> **Task description**
With the pictures omitted, write out the entries that follow exactly as they stand.
** start Excerpted records **
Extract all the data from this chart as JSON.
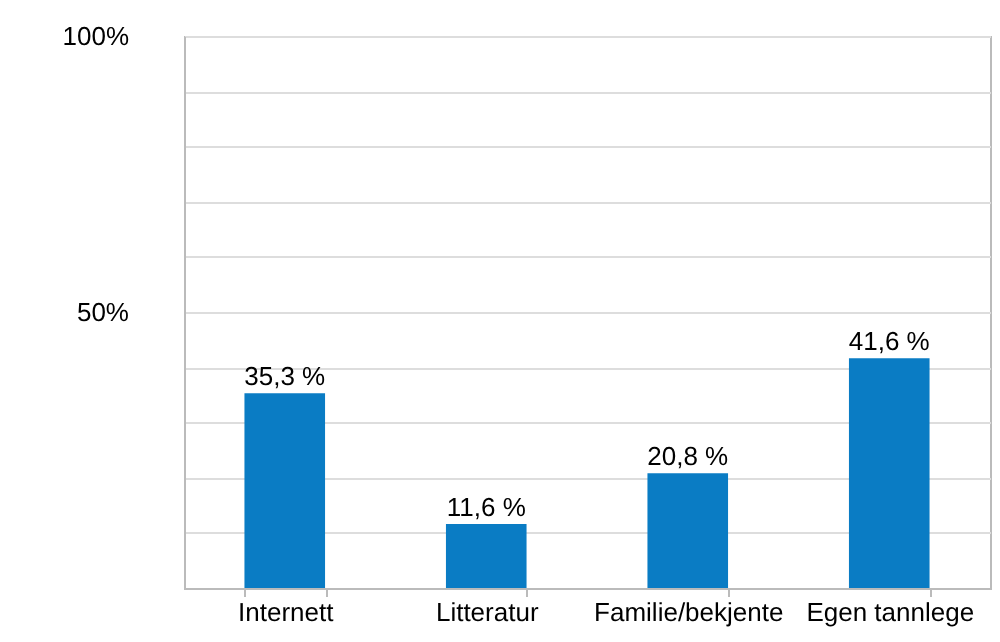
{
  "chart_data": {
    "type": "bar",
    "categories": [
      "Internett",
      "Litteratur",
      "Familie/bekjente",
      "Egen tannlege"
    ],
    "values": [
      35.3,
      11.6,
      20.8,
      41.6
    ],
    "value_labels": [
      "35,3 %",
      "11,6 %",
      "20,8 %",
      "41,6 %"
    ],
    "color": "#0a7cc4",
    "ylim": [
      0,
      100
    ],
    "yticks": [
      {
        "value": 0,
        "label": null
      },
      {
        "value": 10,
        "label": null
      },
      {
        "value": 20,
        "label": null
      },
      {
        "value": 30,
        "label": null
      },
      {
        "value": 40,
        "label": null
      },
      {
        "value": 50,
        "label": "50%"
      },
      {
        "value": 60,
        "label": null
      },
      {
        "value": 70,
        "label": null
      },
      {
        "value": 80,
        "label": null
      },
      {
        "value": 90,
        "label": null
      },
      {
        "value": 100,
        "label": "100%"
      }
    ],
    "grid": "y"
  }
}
** end Excerpted records **
> **Correct output**
Extract all the data from this chart as JSON.
{
  "chart_data": {
    "type": "bar",
    "categories": [
      "Internett",
      "Litteratur",
      "Familie/bekjente",
      "Egen tannlege"
    ],
    "values": [
      35.3,
      11.6,
      20.8,
      41.6
    ],
    "value_labels": [
      "35,3 %",
      "11,6 %",
      "20,8 %",
      "41,6 %"
    ],
    "color": "#0a7cc4",
    "ylim": [
      0,
      100
    ],
    "yticks": [
      {
        "value": 0,
        "label": null
      },
      {
        "value": 10,
        "label": null
      },
      {
        "value": 20,
        "label": null
      },
      {
        "value": 30,
        "label": null
      },
      {
        "value": 40,
        "label": null
      },
      {
        "value": 50,
        "label": "50%"
      },
      {
        "value": 60,
        "label": null
      },
      {
        "value": 70,
        "label": null
      },
      {
        "value": 80,
        "label": null
      },
      {
        "value": 90,
        "label": null
      },
      {
        "value": 100,
        "label": "100%"
      }
    ],
    "grid": "y"
  }
}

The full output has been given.